> WRITTEN EXERCISE
Copy each entry as it stands, leaving nothing out.

--- start of DATA EXTRACT ---

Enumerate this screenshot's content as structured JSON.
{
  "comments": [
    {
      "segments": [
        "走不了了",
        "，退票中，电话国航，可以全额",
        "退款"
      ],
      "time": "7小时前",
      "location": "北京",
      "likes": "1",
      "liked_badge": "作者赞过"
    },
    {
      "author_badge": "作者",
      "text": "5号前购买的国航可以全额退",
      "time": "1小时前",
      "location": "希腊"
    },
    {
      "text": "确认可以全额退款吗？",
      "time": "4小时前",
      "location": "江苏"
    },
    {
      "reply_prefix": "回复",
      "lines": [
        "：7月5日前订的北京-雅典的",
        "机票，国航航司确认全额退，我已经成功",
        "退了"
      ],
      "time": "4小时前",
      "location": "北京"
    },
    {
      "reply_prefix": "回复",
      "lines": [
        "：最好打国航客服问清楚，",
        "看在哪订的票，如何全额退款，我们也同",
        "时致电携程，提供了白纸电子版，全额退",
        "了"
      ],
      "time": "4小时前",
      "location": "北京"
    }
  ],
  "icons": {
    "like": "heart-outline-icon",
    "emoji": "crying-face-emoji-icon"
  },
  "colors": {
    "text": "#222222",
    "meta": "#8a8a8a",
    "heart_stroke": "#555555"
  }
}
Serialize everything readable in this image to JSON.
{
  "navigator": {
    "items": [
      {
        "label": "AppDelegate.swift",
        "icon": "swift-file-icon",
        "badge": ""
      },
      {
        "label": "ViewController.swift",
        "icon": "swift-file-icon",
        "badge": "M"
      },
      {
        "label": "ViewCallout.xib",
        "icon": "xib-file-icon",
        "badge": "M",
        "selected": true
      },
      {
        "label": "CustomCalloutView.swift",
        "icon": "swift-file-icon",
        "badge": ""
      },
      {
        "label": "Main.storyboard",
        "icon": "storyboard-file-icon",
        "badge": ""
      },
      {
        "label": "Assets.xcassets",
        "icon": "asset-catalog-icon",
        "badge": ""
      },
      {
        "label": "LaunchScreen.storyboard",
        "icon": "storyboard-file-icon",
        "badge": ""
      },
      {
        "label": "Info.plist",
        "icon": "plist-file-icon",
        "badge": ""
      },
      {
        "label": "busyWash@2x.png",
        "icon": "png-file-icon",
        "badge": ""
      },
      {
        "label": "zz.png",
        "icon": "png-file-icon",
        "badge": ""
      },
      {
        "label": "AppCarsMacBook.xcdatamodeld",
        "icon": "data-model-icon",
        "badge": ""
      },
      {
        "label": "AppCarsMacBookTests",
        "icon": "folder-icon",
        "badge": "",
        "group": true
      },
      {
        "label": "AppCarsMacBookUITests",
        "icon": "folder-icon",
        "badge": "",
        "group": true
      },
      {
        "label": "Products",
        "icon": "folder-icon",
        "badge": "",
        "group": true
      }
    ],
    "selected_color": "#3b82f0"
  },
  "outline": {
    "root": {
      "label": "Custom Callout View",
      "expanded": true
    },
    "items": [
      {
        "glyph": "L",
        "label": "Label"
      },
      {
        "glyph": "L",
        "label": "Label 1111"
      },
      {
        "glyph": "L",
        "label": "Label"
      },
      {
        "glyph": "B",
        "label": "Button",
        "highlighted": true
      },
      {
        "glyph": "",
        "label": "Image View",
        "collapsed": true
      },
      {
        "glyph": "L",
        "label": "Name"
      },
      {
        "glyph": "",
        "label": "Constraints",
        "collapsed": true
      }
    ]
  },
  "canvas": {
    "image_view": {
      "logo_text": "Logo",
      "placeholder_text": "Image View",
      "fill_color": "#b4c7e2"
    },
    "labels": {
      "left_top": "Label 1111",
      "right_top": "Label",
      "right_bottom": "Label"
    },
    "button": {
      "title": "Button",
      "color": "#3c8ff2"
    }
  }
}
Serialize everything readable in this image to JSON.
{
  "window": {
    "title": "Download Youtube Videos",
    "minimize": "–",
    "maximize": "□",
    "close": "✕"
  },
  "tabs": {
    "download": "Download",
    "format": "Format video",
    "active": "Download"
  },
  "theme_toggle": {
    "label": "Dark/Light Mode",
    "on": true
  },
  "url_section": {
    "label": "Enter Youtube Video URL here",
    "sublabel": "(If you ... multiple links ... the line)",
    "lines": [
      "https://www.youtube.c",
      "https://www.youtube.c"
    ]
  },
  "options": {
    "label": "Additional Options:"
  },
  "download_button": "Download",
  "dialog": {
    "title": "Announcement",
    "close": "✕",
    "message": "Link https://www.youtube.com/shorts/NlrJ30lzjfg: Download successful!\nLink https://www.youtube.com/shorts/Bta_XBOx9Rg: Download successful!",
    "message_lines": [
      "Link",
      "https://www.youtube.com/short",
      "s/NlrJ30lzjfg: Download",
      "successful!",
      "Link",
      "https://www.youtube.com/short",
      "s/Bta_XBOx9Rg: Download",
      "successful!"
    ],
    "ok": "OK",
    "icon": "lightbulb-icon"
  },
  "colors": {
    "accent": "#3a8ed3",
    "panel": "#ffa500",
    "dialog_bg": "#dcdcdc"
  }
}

--- end of DATA EXTRACT ---

> EXERCISE SOLUTION
Enumerate this screenshot's content as structured JSON.
{
  "comments": [
    {
      "segments": [
        "走不了了",
        "，退票中，电话国航，可以全额",
        "退款"
      ],
      "time": "7小时前",
      "location": "北京",
      "likes": "1",
      "liked_badge": "作者赞过"
    },
    {
      "author_badge": "作者",
      "text": "5号前购买的国航可以全额退",
      "time": "1小时前",
      "location": "希腊"
    },
    {
      "text": "确认可以全额退款吗？",
      "time": "4小时前",
      "location": "江苏"
    },
    {
      "reply_prefix": "回复",
      "lines": [
        "：7月5日前订的北京-雅典的",
        "机票，国航航司确认全额退，我已经成功",
        "退了"
      ],
      "time": "4小时前",
      "location": "北京"
    },
    {
      "reply_prefix": "回复",
      "lines": [
        "：最好打国航客服问清楚，",
        "看在哪订的票，如何全额退款，我们也同",
        "时致电携程，提供了白纸电子版，全额退",
        "了"
      ],
      "time": "4小时前",
      "location": "北京"
    }
  ],
  "icons": {
    "like": "heart-outline-icon",
    "emoji": "crying-face-emoji-icon"
  },
  "colors": {
    "text": "#222222",
    "meta": "#8a8a8a",
    "heart_stroke": "#555555"
  }
}
Serialize everything readable in this image to JSON.
{
  "navigator": {
    "items": [
      {
        "label": "AppDelegate.swift",
        "icon": "swift-file-icon",
        "badge": ""
      },
      {
        "label": "ViewController.swift",
        "icon": "swift-file-icon",
        "badge": "M"
      },
      {
        "label": "ViewCallout.xib",
        "icon": "xib-file-icon",
        "badge": "M",
        "selected": true
      },
      {
        "label": "CustomCalloutView.swift",
        "icon": "swift-file-icon",
        "badge": ""
      },
      {
        "label": "Main.storyboard",
        "icon": "storyboard-file-icon",
        "badge": ""
      },
      {
        "label": "Assets.xcassets",
        "icon": "asset-catalog-icon",
        "badge": ""
      },
      {
        "label": "LaunchScreen.storyboard",
        "icon": "storyboard-file-icon",
        "badge": ""
      },
      {
        "label": "Info.plist",
        "icon": "plist-file-icon",
        "badge": ""
      },
      {
        "label": "busyWash@2x.png",
        "icon": "png-file-icon",
        "badge": ""
      },
      {
        "label": "zz.png",
        "icon": "png-file-icon",
        "badge": ""
      },
      {
        "label": "AppCarsMacBook.xcdatamodeld",
        "icon": "data-model-icon",
        "badge": ""
      },
      {
        "label": "AppCarsMacBookTests",
        "icon": "folder-icon",
        "badge": "",
        "group": true
      },
      {
        "label": "AppCarsMacBookUITests",
        "icon": "folder-icon",
        "badge": "",
        "group": true
      },
      {
        "label": "Products",
        "icon": "folder-icon",
        "badge": "",
        "group": true
      }
    ],
    "selected_color": "#3b82f0"
  },
  "outline": {
    "root": {
      "label": "Custom Callout View",
      "expanded": true
    },
    "items": [
      {
        "glyph": "L",
        "label": "Label"
      },
      {
        "glyph": "L",
        "label": "Label 1111"
      },
      {
        "glyph": "L",
        "label": "Label"
      },
      {
        "glyph": "B",
        "label": "Button",
        "highlighted": true
      },
      {
        "glyph": "",
        "label": "Image View",
        "collapsed": true
      },
      {
        "glyph": "L",
        "label": "Name"
      },
      {
        "glyph": "",
        "label": "Constraints",
        "collapsed": true
      }
    ]
  },
  "canvas": {
    "image_view": {
      "logo_text": "Logo",
      "placeholder_text": "Image View",
      "fill_color": "#b4c7e2"
    },
    "labels": {
      "left_top": "Label 1111",
      "right_top": "Label",
      "right_bottom": "Label"
    },
    "button": {
      "title": "Button",
      "color": "#3c8ff2"
    }
  }
}
Serialize everything readable in this image to JSON.
{
  "window": {
    "title": "Download Youtube Videos",
    "minimize": "–",
    "maximize": "□",
    "close": "✕"
  },
  "tabs": {
    "download": "Download",
    "format": "Format video",
    "active": "Download"
  },
  "theme_toggle": {
    "label": "Dark/Light Mode",
    "on": true
  },
  "url_section": {
    "label": "Enter Youtube Video URL here",
    "sublabel": "(If you ... multiple links ... the line)",
    "lines": [
      "https://www.youtube.c",
      "https://www.youtube.c"
    ]
  },
  "options": {
    "label": "Additional Options:"
  },
  "download_button": "Download",
  "dialog": {
    "title": "Announcement",
    "close": "✕",
    "message": "Link https://www.youtube.com/shorts/NlrJ30lzjfg: Download successful!\nLink https://www.youtube.com/shorts/Bta_XBOx9Rg: Download successful!",
    "message_lines": [
      "Link",
      "https://www.youtube.com/short",
      "s/NlrJ30lzjfg: Download",
      "successful!",
      "Link",
      "https://www.youtube.com/short",
      "s/Bta_XBOx9Rg: Download",
      "successful!"
    ],
    "ok": "OK",
    "icon": "lightbulb-icon"
  },
  "colors": {
    "accent": "#3a8ed3",
    "panel": "#ffa500",
    "dialog_bg": "#dcdcdc"
  }
}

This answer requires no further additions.